## Task statement
Copy out the items again word for word, starting at the line containing "x-axis-label-text: (mm) <box>883" and ending at the line containing "y-tick-label: 1000 <box>114", with both of those lines included.
>> Start The data
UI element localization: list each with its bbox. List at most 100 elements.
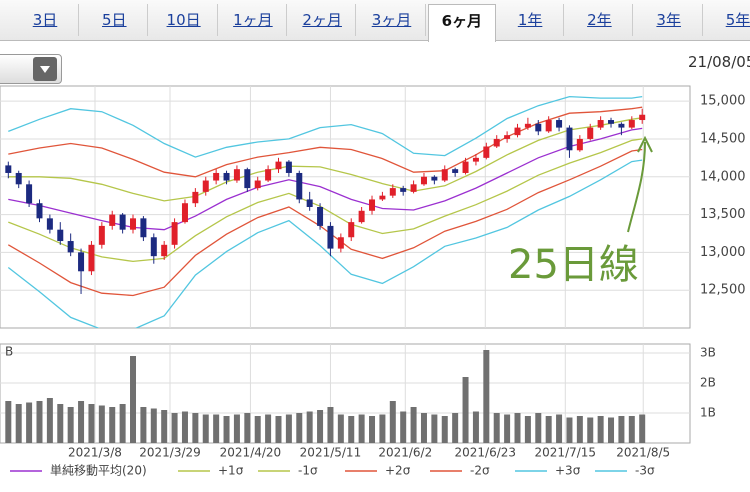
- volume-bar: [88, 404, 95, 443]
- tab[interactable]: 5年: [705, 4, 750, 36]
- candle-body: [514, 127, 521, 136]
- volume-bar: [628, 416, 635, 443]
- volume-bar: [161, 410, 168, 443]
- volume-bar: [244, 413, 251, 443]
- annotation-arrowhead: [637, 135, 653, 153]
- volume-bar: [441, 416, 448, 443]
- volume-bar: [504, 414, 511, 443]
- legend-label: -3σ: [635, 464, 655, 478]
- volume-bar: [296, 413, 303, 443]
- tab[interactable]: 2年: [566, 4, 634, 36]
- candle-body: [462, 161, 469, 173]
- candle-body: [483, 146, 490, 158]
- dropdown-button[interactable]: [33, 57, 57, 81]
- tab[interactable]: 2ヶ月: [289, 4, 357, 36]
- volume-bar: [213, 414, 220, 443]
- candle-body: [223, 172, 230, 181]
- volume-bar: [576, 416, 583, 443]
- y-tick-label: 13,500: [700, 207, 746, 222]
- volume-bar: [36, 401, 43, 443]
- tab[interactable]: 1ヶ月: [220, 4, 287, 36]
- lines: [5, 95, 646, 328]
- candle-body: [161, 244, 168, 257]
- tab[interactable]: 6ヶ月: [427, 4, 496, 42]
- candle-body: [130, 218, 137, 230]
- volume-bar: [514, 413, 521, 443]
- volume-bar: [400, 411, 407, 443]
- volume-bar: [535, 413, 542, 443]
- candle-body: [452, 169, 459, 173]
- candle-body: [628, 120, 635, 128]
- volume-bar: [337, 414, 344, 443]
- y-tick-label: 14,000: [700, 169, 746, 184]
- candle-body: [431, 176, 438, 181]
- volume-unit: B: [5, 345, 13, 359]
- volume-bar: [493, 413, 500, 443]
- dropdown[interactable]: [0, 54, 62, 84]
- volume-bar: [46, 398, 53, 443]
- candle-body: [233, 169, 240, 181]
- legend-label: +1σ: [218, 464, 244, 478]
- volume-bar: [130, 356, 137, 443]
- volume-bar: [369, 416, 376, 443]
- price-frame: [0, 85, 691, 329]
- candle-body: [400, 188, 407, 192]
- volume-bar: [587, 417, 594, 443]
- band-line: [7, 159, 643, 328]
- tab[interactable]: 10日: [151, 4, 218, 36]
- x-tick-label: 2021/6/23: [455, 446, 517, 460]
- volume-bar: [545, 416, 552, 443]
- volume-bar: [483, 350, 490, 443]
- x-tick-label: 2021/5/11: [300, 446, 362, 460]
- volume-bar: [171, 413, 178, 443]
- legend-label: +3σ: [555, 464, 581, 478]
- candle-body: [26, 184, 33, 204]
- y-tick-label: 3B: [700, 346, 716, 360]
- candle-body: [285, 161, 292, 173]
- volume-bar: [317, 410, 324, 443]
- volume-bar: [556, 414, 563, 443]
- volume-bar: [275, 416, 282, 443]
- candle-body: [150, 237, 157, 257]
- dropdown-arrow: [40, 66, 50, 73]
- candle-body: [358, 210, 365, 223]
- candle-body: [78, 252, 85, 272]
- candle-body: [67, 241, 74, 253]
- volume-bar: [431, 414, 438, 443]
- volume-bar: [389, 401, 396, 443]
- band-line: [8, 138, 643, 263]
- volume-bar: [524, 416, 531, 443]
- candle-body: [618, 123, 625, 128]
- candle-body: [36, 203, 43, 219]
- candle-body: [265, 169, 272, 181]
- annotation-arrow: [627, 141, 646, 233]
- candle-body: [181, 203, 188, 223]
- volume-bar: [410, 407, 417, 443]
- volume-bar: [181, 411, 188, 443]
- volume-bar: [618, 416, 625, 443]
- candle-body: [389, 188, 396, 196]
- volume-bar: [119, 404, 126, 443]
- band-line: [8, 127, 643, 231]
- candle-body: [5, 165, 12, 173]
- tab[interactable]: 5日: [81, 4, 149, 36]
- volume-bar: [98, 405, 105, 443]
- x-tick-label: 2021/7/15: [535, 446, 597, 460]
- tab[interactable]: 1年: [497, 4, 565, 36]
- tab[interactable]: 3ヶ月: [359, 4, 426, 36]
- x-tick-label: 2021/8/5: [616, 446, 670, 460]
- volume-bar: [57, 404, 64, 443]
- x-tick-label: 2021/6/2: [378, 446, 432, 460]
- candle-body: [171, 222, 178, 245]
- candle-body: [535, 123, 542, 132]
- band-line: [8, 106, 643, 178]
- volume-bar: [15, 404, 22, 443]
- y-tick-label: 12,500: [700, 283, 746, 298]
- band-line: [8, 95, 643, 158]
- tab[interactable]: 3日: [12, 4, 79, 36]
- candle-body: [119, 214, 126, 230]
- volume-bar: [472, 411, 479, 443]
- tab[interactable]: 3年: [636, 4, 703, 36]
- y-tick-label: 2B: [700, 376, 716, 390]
>> End The data
>> Start The data
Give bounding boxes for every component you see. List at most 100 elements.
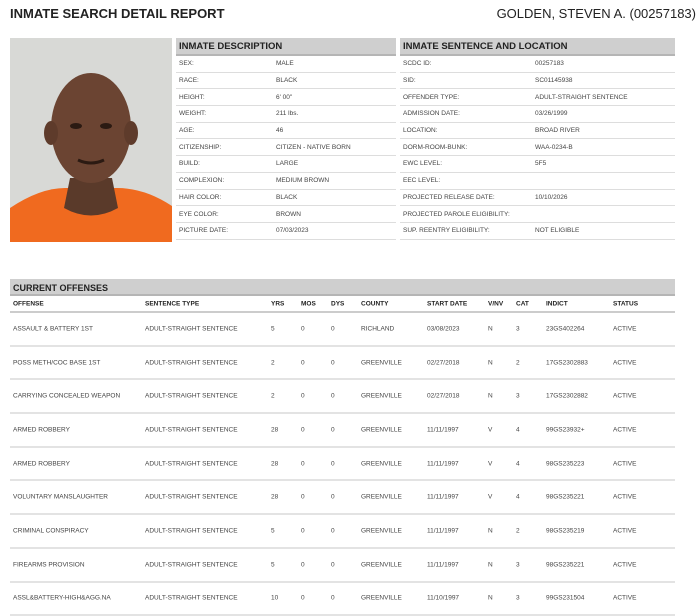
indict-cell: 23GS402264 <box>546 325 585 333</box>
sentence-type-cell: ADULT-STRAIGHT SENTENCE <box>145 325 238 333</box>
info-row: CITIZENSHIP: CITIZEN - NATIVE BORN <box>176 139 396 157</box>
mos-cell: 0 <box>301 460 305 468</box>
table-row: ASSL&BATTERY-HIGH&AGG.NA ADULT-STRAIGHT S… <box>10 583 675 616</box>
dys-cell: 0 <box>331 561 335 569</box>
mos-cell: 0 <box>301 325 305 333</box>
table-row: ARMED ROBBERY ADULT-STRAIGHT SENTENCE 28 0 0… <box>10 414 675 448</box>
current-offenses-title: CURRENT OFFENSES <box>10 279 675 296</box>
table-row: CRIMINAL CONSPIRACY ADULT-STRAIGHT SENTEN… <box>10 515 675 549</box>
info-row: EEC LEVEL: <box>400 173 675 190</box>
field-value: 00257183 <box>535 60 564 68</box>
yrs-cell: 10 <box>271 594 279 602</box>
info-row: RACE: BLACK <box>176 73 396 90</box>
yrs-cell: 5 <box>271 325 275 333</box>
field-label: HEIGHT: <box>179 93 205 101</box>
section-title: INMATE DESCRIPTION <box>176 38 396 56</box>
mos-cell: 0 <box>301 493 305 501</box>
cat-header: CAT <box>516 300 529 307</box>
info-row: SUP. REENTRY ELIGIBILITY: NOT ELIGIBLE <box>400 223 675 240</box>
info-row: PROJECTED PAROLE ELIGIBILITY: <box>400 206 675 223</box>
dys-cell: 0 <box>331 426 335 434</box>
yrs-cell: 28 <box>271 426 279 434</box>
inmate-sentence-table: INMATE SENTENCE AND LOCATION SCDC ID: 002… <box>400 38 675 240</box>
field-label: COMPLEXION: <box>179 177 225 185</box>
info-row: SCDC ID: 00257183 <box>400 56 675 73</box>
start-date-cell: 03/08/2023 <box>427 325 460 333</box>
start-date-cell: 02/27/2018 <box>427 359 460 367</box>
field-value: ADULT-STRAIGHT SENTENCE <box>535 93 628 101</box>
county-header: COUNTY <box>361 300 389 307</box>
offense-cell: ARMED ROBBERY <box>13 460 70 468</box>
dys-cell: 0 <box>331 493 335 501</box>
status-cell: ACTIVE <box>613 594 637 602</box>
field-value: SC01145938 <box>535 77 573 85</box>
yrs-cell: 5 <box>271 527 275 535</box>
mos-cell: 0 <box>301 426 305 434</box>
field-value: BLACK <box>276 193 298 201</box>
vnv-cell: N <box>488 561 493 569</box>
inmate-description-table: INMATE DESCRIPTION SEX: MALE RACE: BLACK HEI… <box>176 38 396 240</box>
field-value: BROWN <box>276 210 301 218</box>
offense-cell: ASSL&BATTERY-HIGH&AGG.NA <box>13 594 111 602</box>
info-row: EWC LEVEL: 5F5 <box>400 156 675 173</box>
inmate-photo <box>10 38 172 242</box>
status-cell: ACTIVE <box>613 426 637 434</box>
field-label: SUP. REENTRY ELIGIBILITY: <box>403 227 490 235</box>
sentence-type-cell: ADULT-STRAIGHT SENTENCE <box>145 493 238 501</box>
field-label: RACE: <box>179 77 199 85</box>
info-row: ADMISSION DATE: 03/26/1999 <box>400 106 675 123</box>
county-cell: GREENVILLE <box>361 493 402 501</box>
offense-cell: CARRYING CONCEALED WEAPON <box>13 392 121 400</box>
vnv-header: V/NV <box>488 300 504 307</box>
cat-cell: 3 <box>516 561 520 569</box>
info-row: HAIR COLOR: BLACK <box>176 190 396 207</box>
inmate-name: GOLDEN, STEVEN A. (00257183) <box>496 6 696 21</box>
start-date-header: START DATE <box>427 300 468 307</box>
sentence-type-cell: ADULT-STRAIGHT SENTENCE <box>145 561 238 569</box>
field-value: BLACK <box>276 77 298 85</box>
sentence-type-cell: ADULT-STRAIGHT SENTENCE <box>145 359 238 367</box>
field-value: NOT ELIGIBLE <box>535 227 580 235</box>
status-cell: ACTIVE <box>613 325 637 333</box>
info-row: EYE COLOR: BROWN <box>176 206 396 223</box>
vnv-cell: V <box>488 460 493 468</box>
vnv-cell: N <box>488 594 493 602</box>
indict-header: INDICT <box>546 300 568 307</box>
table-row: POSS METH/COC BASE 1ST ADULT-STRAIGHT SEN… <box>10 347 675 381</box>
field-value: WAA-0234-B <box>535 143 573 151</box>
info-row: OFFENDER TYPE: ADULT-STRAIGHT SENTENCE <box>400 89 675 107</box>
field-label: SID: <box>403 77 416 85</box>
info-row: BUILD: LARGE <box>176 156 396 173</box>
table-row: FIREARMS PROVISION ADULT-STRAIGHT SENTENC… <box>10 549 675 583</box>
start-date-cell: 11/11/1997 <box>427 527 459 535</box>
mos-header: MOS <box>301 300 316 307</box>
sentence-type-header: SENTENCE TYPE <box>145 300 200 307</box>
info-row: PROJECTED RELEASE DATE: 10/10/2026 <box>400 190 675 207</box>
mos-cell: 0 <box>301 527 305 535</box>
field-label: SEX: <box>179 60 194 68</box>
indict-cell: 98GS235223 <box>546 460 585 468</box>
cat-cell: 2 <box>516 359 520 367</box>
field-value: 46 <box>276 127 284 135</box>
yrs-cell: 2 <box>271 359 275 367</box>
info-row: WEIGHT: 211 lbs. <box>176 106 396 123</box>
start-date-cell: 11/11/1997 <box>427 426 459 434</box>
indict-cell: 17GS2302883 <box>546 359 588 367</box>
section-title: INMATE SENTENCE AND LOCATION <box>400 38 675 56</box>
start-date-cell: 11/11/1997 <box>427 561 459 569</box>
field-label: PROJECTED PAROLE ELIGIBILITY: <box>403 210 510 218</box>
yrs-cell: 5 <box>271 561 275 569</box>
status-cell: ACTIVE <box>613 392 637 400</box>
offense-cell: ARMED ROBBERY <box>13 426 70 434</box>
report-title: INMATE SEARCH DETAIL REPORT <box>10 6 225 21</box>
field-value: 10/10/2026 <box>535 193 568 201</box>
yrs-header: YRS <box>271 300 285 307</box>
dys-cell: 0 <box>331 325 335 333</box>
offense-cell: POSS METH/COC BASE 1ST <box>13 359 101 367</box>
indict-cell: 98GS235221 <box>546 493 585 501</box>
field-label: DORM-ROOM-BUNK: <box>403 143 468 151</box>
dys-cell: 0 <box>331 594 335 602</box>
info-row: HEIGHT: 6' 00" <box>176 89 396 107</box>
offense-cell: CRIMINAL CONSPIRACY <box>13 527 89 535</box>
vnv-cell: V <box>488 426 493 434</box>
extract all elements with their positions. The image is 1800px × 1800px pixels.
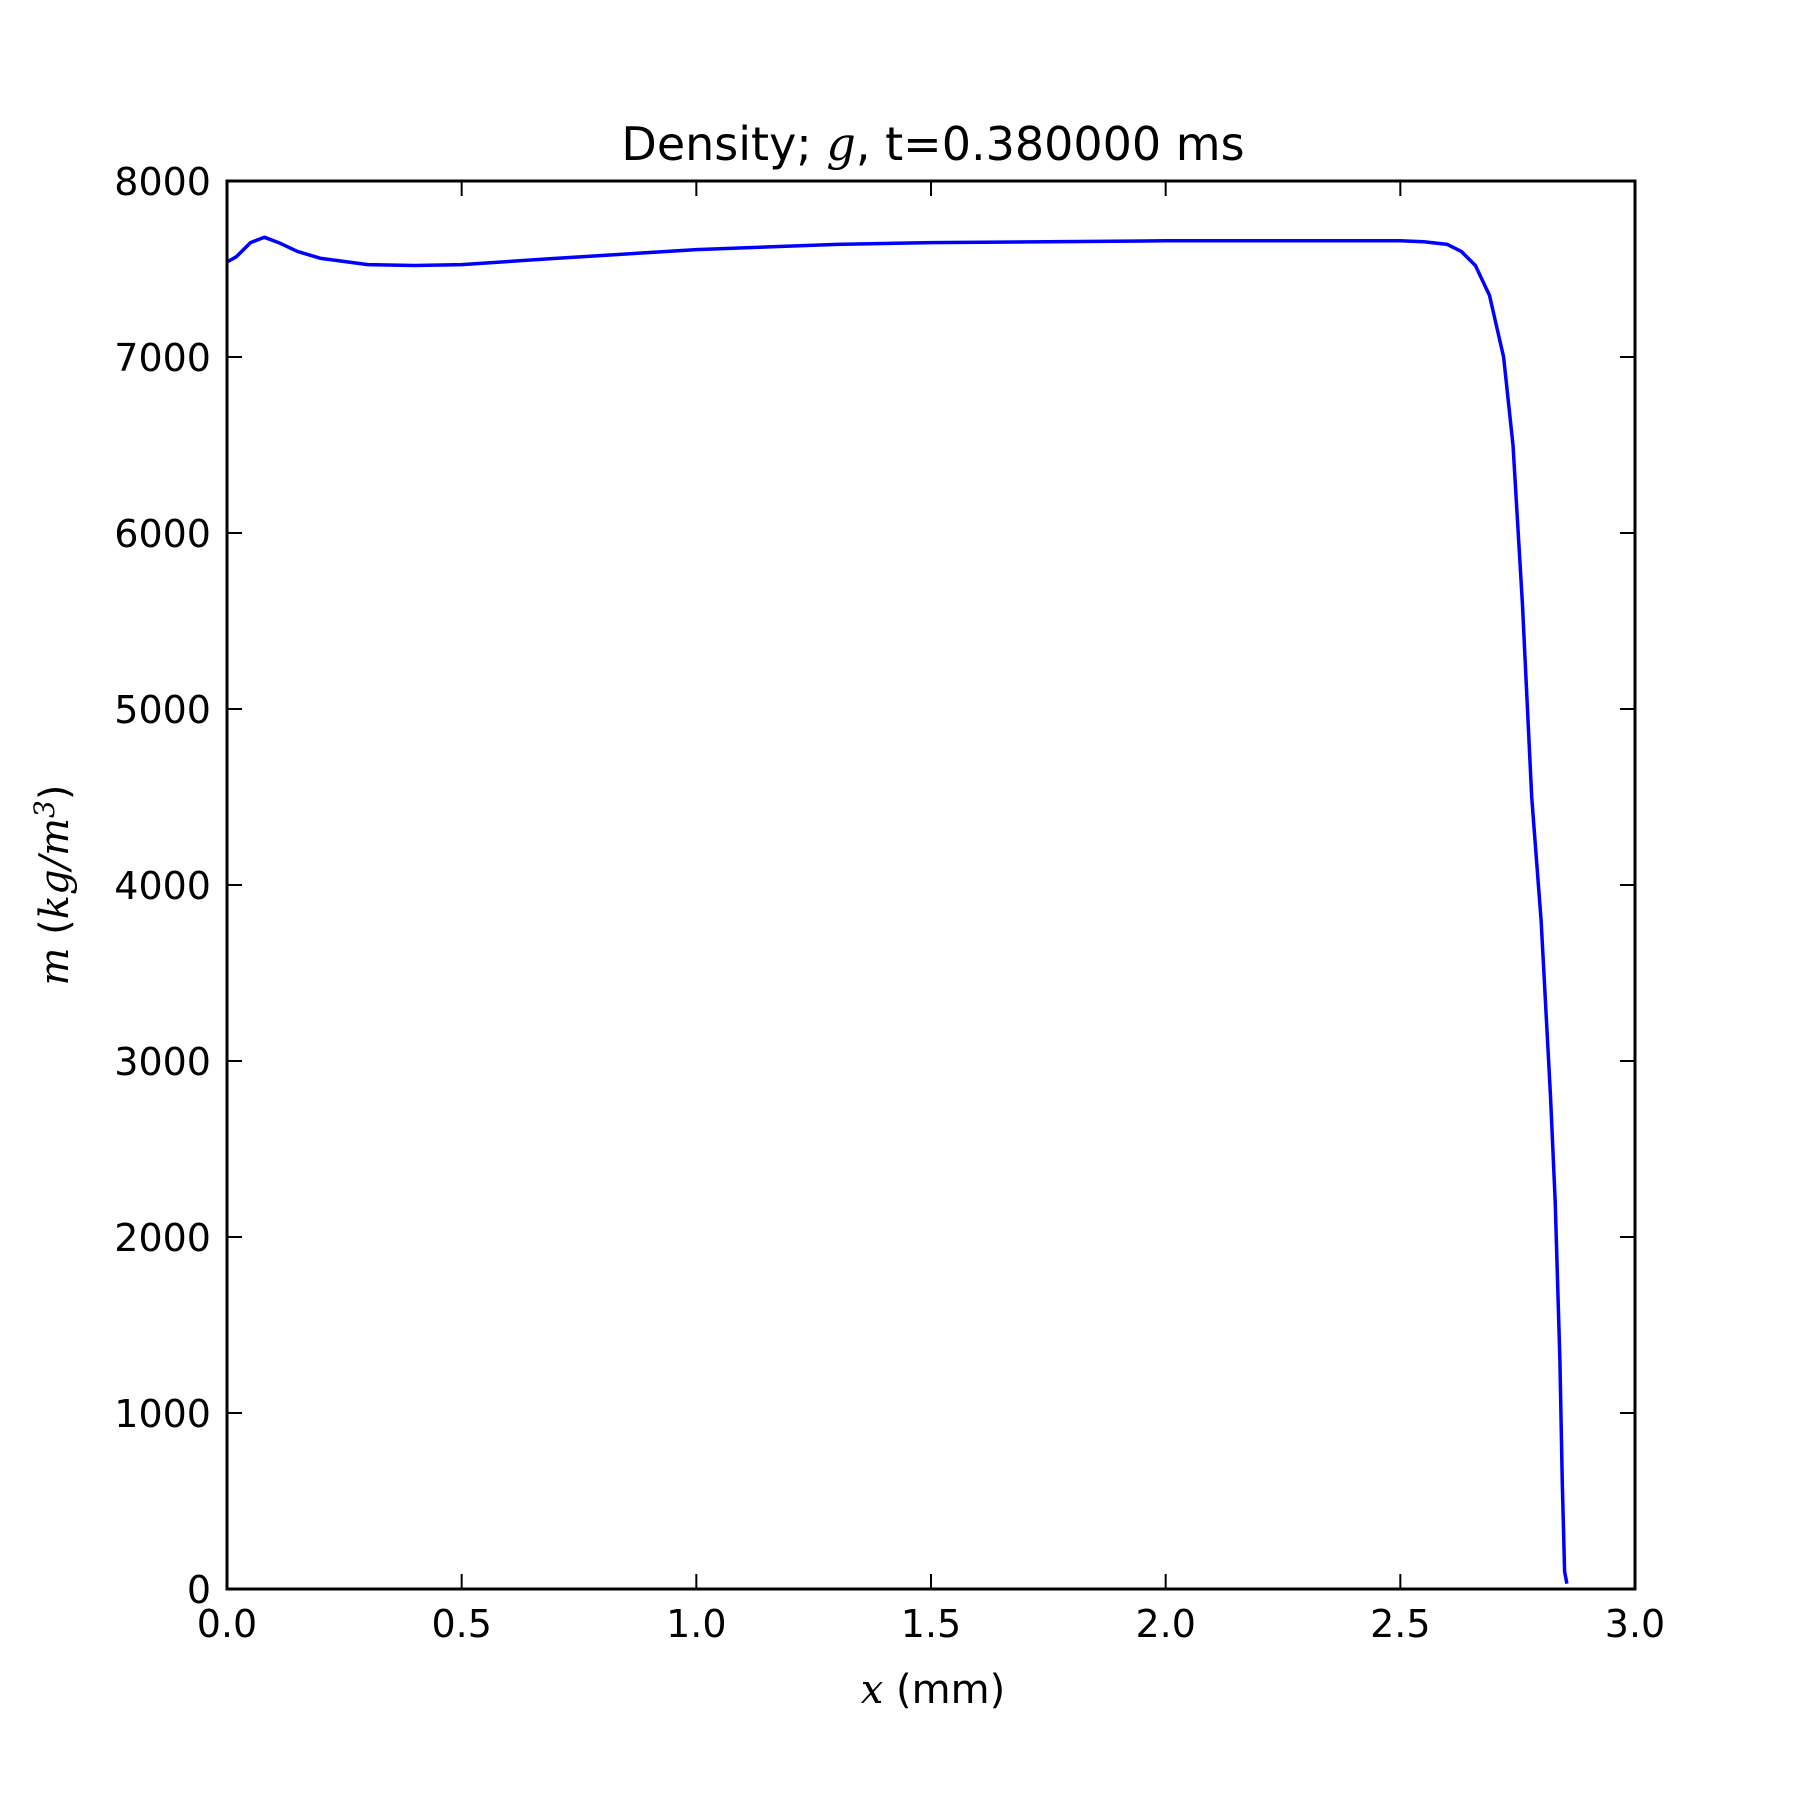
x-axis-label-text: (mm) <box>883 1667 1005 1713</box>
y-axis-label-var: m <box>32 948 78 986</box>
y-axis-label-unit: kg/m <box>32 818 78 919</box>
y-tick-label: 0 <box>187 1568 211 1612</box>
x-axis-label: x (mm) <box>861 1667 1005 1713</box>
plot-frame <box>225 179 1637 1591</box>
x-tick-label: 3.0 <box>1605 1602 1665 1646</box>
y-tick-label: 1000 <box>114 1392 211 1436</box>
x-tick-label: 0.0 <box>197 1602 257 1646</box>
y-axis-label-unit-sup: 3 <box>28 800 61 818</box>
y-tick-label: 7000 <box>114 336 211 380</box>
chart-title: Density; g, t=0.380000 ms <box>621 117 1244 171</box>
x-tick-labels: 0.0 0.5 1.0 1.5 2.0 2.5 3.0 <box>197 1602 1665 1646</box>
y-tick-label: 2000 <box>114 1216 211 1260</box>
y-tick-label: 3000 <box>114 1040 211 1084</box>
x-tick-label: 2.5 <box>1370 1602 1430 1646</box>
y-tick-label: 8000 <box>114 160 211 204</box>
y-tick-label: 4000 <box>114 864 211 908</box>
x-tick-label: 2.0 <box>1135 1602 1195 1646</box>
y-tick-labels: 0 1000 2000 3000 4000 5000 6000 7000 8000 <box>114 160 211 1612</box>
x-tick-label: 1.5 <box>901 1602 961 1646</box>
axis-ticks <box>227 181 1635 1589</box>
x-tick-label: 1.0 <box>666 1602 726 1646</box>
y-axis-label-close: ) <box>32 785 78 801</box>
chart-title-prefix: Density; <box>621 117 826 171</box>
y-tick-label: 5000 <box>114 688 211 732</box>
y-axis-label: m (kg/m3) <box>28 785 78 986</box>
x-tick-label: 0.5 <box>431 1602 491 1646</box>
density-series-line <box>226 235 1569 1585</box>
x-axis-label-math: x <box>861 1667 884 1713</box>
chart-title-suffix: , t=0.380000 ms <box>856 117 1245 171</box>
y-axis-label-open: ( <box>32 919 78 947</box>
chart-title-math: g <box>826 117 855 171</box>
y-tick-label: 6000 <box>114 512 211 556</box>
>> End The data
## Complete response
x-axis-label-text: (mm) <box>883 1667 1005 1713</box>
y-axis-label-var: m <box>32 948 78 986</box>
y-axis-label-unit: kg/m <box>32 818 78 919</box>
y-tick-label: 0 <box>187 1568 211 1612</box>
x-axis-label: x (mm) <box>861 1667 1005 1713</box>
plot-frame <box>225 179 1637 1591</box>
x-tick-label: 3.0 <box>1605 1602 1665 1646</box>
y-tick-label: 1000 <box>114 1392 211 1436</box>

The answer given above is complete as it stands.